- _PROBLEM_
Quote the entries that follow exactly, leaving none out.
═══
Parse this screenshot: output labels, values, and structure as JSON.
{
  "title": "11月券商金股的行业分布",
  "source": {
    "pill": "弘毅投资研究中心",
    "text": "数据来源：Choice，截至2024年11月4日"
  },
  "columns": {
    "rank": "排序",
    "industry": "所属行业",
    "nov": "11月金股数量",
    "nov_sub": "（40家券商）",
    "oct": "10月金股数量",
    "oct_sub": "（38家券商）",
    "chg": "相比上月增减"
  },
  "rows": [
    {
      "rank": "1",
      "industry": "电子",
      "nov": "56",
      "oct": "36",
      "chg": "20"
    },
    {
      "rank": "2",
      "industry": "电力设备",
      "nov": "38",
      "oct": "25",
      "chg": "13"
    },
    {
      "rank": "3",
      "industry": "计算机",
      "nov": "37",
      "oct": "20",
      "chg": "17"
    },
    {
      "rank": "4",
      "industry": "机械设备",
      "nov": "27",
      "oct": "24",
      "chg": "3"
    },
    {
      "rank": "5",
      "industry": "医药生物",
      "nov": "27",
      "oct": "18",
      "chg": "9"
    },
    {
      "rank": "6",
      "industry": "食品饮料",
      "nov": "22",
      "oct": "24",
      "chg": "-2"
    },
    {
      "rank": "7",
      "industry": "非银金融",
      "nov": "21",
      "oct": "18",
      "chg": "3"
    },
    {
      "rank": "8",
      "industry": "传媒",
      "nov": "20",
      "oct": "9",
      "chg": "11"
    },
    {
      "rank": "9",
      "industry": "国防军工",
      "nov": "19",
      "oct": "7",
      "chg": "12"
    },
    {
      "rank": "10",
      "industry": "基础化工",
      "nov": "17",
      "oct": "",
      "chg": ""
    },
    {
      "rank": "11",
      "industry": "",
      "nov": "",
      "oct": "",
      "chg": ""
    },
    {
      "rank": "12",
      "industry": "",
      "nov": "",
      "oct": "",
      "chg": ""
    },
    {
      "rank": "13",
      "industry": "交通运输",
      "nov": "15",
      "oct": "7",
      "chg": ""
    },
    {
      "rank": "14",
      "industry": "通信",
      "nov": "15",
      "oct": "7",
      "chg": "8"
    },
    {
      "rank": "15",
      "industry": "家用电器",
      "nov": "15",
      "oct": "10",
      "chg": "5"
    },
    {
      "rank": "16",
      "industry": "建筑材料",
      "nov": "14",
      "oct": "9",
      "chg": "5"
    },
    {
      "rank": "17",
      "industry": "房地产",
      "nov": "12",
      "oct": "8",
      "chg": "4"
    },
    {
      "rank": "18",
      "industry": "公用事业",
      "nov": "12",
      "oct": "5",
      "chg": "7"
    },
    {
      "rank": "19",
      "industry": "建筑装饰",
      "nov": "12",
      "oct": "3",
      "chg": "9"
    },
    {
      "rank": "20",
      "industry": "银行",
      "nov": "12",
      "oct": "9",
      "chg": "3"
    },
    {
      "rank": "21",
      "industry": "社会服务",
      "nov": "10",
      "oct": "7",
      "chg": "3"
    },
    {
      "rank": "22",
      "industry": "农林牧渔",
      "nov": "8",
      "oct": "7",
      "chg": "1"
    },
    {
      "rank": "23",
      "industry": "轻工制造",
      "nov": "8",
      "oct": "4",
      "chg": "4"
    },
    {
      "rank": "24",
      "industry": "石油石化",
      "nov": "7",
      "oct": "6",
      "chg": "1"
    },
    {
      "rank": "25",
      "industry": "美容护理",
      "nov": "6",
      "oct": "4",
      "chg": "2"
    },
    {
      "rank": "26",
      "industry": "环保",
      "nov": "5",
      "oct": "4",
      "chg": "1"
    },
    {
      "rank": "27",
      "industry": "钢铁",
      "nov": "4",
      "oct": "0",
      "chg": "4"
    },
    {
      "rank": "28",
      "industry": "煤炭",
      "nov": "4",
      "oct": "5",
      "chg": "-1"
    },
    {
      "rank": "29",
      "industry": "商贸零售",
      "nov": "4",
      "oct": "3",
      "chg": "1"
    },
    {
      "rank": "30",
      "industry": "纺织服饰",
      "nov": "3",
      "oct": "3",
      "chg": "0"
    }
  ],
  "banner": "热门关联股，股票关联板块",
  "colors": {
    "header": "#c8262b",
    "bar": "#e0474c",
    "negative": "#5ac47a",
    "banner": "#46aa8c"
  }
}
═══
- _CORRECT RESPONSE_
Parse this screenshot: output labels, values, and structure as JSON.
{
  "title": "11月券商金股的行业分布",
  "source": {
    "pill": "弘毅投资研究中心",
    "text": "数据来源：Choice，截至2024年11月4日"
  },
  "columns": {
    "rank": "排序",
    "industry": "所属行业",
    "nov": "11月金股数量",
    "nov_sub": "（40家券商）",
    "oct": "10月金股数量",
    "oct_sub": "（38家券商）",
    "chg": "相比上月增减"
  },
  "rows": [
    {
      "rank": "1",
      "industry": "电子",
      "nov": "56",
      "oct": "36",
      "chg": "20"
    },
    {
      "rank": "2",
      "industry": "电力设备",
      "nov": "38",
      "oct": "25",
      "chg": "13"
    },
    {
      "rank": "3",
      "industry": "计算机",
      "nov": "37",
      "oct": "20",
      "chg": "17"
    },
    {
      "rank": "4",
      "industry": "机械设备",
      "nov": "27",
      "oct": "24",
      "chg": "3"
    },
    {
      "rank": "5",
      "industry": "医药生物",
      "nov": "27",
      "oct": "18",
      "chg": "9"
    },
    {
      "rank": "6",
      "industry": "食品饮料",
      "nov": "22",
      "oct": "24",
      "chg": "-2"
    },
    {
      "rank": "7",
      "industry": "非银金融",
      "nov": "21",
      "oct": "18",
      "chg": "3"
    },
    {
      "rank": "8",
      "industry": "传媒",
      "nov": "20",
      "oct": "9",
      "chg": "11"
    },
    {
      "rank": "9",
      "industry": "国防军工",
      "nov": "19",
      "oct": "7",
      "chg": "12"
    },
    {
      "rank": "10",
      "industry": "基础化工",
      "nov": "17",
      "oct": "",
      "chg": ""
    },
    {
      "rank": "11",
      "industry": "",
      "nov": "",
      "oct": "",
      "chg": ""
    },
    {
      "rank": "12",
      "industry": "",
      "nov": "",
      "oct": "",
      "chg": ""
    },
    {
      "rank": "13",
      "industry": "交通运输",
      "nov": "15",
      "oct": "7",
      "chg": ""
    },
    {
      "rank": "14",
      "industry": "通信",
      "nov": "15",
      "oct": "7",
      "chg": "8"
    },
    {
      "rank": "15",
      "industry": "家用电器",
      "nov": "15",
      "oct": "10",
      "chg": "5"
    },
    {
      "rank": "16",
      "industry": "建筑材料",
      "nov": "14",
      "oct": "9",
      "chg": "5"
    },
    {
      "rank": "17",
      "industry": "房地产",
      "nov": "12",
      "oct": "8",
      "chg": "4"
    },
    {
      "rank": "18",
      "industry": "公用事业",
      "nov": "12",
      "oct": "5",
      "chg": "7"
    },
    {
      "rank": "19",
      "industry": "建筑装饰",
      "nov": "12",
      "oct": "3",
      "chg": "9"
    },
    {
      "rank": "20",
      "industry": "银行",
      "nov": "12",
      "oct": "9",
      "chg": "3"
    },
    {
      "rank": "21",
      "industry": "社会服务",
      "nov": "10",
      "oct": "7",
      "chg": "3"
    },
    {
      "rank": "22",
      "industry": "农林牧渔",
      "nov": "8",
      "oct": "7",
      "chg": "1"
    },
    {
      "rank": "23",
      "industry": "轻工制造",
      "nov": "8",
      "oct": "4",
      "chg": "4"
    },
    {
      "rank": "24",
      "industry": "石油石化",
      "nov": "7",
      "oct": "6",
      "chg": "1"
    },
    {
      "rank": "25",
      "industry": "美容护理",
      "nov": "6",
      "oct": "4",
      "chg": "2"
    },
    {
      "rank": "26",
      "industry": "环保",
      "nov": "5",
      "oct": "4",
      "chg": "1"
    },
    {
      "rank": "27",
      "industry": "钢铁",
      "nov": "4",
      "oct": "0",
      "chg": "4"
    },
    {
      "rank": "28",
      "industry": "煤炭",
      "nov": "4",
      "oct": "5",
      "chg": "-1"
    },
    {
      "rank": "29",
      "industry": "商贸零售",
      "nov": "4",
      "oct": "3",
      "chg": "1"
    },
    {
      "rank": "30",
      "industry": "纺织服饰",
      "nov": "3",
      "oct": "3",
      "chg": "0"
    }
  ],
  "banner": "热门关联股，股票关联板块",
  "colors": {
    "header": "#c8262b",
    "bar": "#e0474c",
    "negative": "#5ac47a",
    "banner": "#46aa8c"
  }
}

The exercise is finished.